Exercise aim |
Leave out the pictures and copy everything else below exactly.

Information given |
——————

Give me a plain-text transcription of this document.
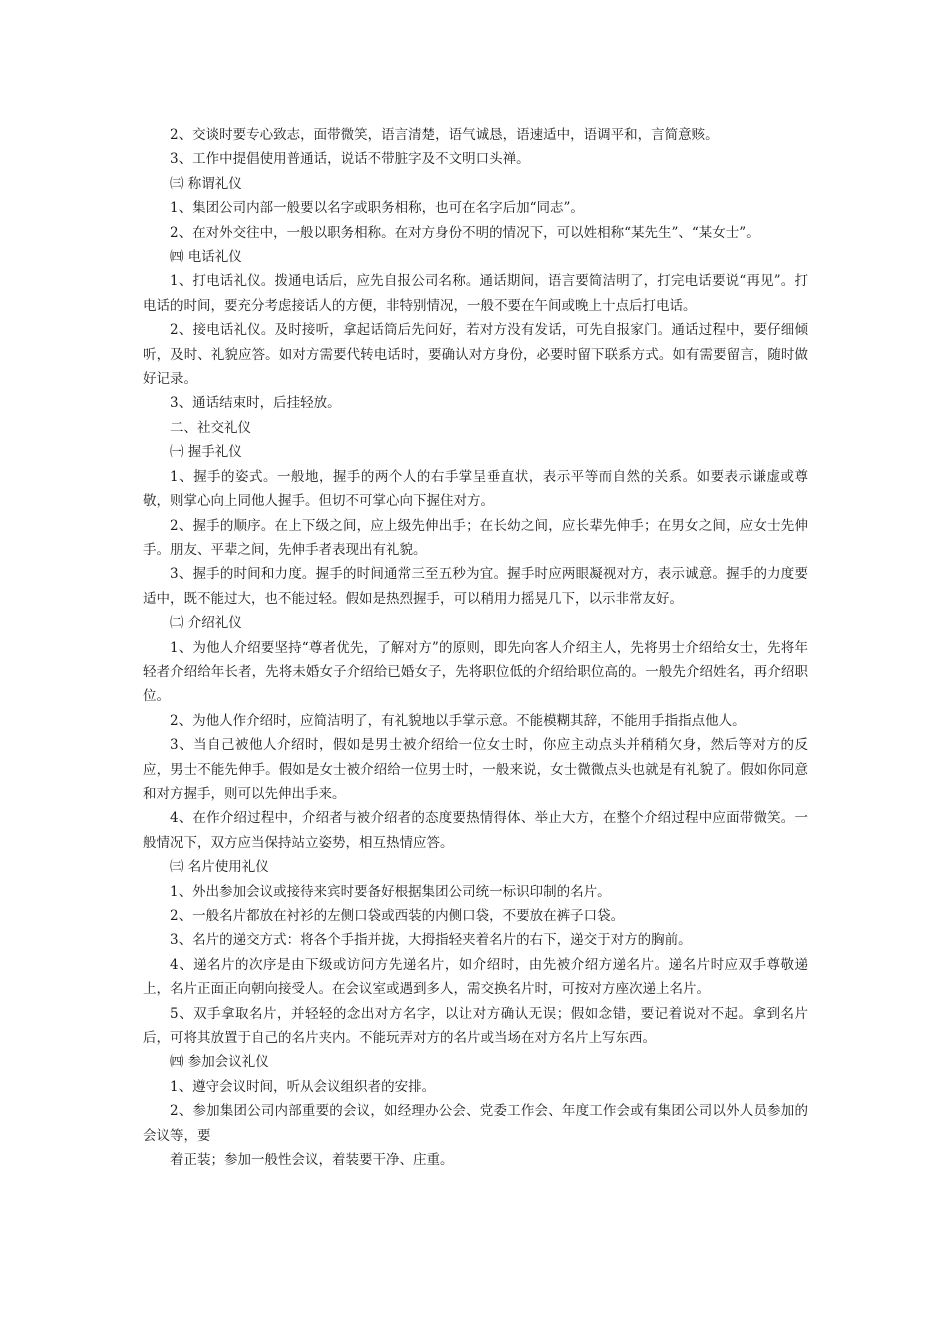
2、交谈时要专心致志，面带微笑，语言清楚，语气诚恳，语速适中，语调平和，言简意赅。

3、工作中提倡使用普通话，说话不带脏字及不文明口头禅。

㈢ 称谓礼仪

1、集团公司内部一般要以名字或职务相称，也可在名字后加“同志”。

2、在对外交往中，一般以职务相称。在对方身份不明的情况下，可以姓相称“某先生”、“某女士”。

㈣ 电话礼仪

1、打电话礼仪。拨通电话后，应先自报公司名称。通话期间，语言要简洁明了，打完电话要说“再见”。打电话的时间，要充分考虑接话人的方便，非特别情况，一般不要在午间或晚上十点后打电话。

2、接电话礼仪。及时接听，拿起话筒后先问好，若对方没有发话，可先自报家门。通话过程中，要仔细倾听，及时、礼貌应答。如对方需要代转电话时，要确认对方身份，必要时留下联系方式。如有需要留言，随时做好记录。

3、通话结束时，后挂轻放。

二、社交礼仪

㈠ 握手礼仪

1、握手的姿式。一般地，握手的两个人的右手掌呈垂直状，表示平等而自然的关系。如要表示谦虚或尊敬，则掌心向上同他人握手。但切不可掌心向下握住对方。

2、握手的顺序。在上下级之间，应上级先伸出手；在长幼之间，应长辈先伸手；在男女之间，应女士先伸手。朋友、平辈之间，先伸手者表现出有礼貌。

3、握手的时间和力度。握手的时间通常三至五秒为宜。握手时应两眼凝视对方，表示诚意。握手的力度要适中，既不能过大，也不能过轻。假如是热烈握手，可以稍用力摇晃几下，以示非常友好。

㈡ 介绍礼仪

1、为他人介绍要坚持“尊者优先，了解对方”的原则，即先向客人介绍主人，先将男士介绍给女士，先将年轻者介绍给年长者，先将未婚女子介绍给已婚女子，先将职位低的介绍给职位高的。一般先介绍姓名，再介绍职位。

2、为他人作介绍时，应简洁明了，有礼貌地以手掌示意。不能模糊其辞，不能用手指指点他人。

3、当自己被他人介绍时，假如是男士被介绍给一位女士时，你应主动点头并稍稍欠身，然后等对方的反应，男士不能先伸手。假如是女士被介绍给一位男士时，一般来说，女士微微点头也就是有礼貌了。假如你同意和对方握手，则可以先伸出手来。

4、在作介绍过程中，介绍者与被介绍者的态度要热情得体、举止大方，在整个介绍过程中应面带微笑。一般情况下，双方应当保持站立姿势，相互热情应答。

㈢ 名片使用礼仪

1、外出参加会议或接待来宾时要备好根据集团公司统一标识印制的名片。

2、一般名片都放在衬衫的左侧口袋或西装的内侧口袋，不要放在裤子口袋。

3、名片的递交方式：将各个手指并拢，大拇指轻夹着名片的右下，递交于对方的胸前。

4、递名片的次序是由下级或访问方先递名片，如介绍时，由先被介绍方递名片。递名片时应双手尊敬递上，名片正面正向朝向接受人。在会议室或遇到多人，需交换名片时，可按对方座次递上名片。

5、双手拿取名片，并轻轻的念出对方名字，以让对方确认无误；假如念错，要记着说对不起。拿到名片后，可将其放置于自己的名片夹内。不能玩弄对方的名片或当场在对方名片上写东西。

㈣ 参加会议礼仪

1、遵守会议时间，听从会议组织者的安排。

2、参加集团公司内部重要的会议，如经理办公会、党委工作会、年度工作会或有集团公司以外人员参加的会议等，要

着正装；参加一般性会议，着装要干净、庄重。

——————

Correct response |
Give me a plain-text transcription of this document.
2、交谈时要专心致志，面带微笑，语言清楚，语气诚恳，语速适中，语调平和，言简意赅。

3、工作中提倡使用普通话，说话不带脏字及不文明口头禅。

㈢ 称谓礼仪

1、集团公司内部一般要以名字或职务相称，也可在名字后加“同志”。

2、在对外交往中，一般以职务相称。在对方身份不明的情况下，可以姓相称“某先生”、“某女士”。

㈣ 电话礼仪

1、打电话礼仪。拨通电话后，应先自报公司名称。通话期间，语言要简洁明了，打完电话要说“再见”。打电话的时间，要充分考虑接话人的方便，非特别情况，一般不要在午间或晚上十点后打电话。

2、接电话礼仪。及时接听，拿起话筒后先问好，若对方没有发话，可先自报家门。通话过程中，要仔细倾听，及时、礼貌应答。如对方需要代转电话时，要确认对方身份，必要时留下联系方式。如有需要留言，随时做好记录。

3、通话结束时，后挂轻放。

二、社交礼仪

㈠ 握手礼仪

1、握手的姿式。一般地，握手的两个人的右手掌呈垂直状，表示平等而自然的关系。如要表示谦虚或尊敬，则掌心向上同他人握手。但切不可掌心向下握住对方。

2、握手的顺序。在上下级之间，应上级先伸出手；在长幼之间，应长辈先伸手；在男女之间，应女士先伸手。朋友、平辈之间，先伸手者表现出有礼貌。

3、握手的时间和力度。握手的时间通常三至五秒为宜。握手时应两眼凝视对方，表示诚意。握手的力度要适中，既不能过大，也不能过轻。假如是热烈握手，可以稍用力摇晃几下，以示非常友好。

㈡ 介绍礼仪

1、为他人介绍要坚持“尊者优先，了解对方”的原则，即先向客人介绍主人，先将男士介绍给女士，先将年轻者介绍给年长者，先将未婚女子介绍给已婚女子，先将职位低的介绍给职位高的。一般先介绍姓名，再介绍职位。

2、为他人作介绍时，应简洁明了，有礼貌地以手掌示意。不能模糊其辞，不能用手指指点他人。

3、当自己被他人介绍时，假如是男士被介绍给一位女士时，你应主动点头并稍稍欠身，然后等对方的反应，男士不能先伸手。假如是女士被介绍给一位男士时，一般来说，女士微微点头也就是有礼貌了。假如你同意和对方握手，则可以先伸出手来。

4、在作介绍过程中，介绍者与被介绍者的态度要热情得体、举止大方，在整个介绍过程中应面带微笑。一般情况下，双方应当保持站立姿势，相互热情应答。

㈢ 名片使用礼仪

1、外出参加会议或接待来宾时要备好根据集团公司统一标识印制的名片。

2、一般名片都放在衬衫的左侧口袋或西装的内侧口袋，不要放在裤子口袋。

3、名片的递交方式：将各个手指并拢，大拇指轻夹着名片的右下，递交于对方的胸前。

4、递名片的次序是由下级或访问方先递名片，如介绍时，由先被介绍方递名片。递名片时应双手尊敬递上，名片正面正向朝向接受人。在会议室或遇到多人，需交换名片时，可按对方座次递上名片。

5、双手拿取名片，并轻轻的念出对方名字，以让对方确认无误；假如念错，要记着说对不起。拿到名片后，可将其放置于自己的名片夹内。不能玩弄对方的名片或当场在对方名片上写东西。

㈣ 参加会议礼仪

1、遵守会议时间，听从会议组织者的安排。

2、参加集团公司内部重要的会议，如经理办公会、党委工作会、年度工作会或有集团公司以外人员参加的会议等，要

着正装；参加一般性会议，着装要干净、庄重。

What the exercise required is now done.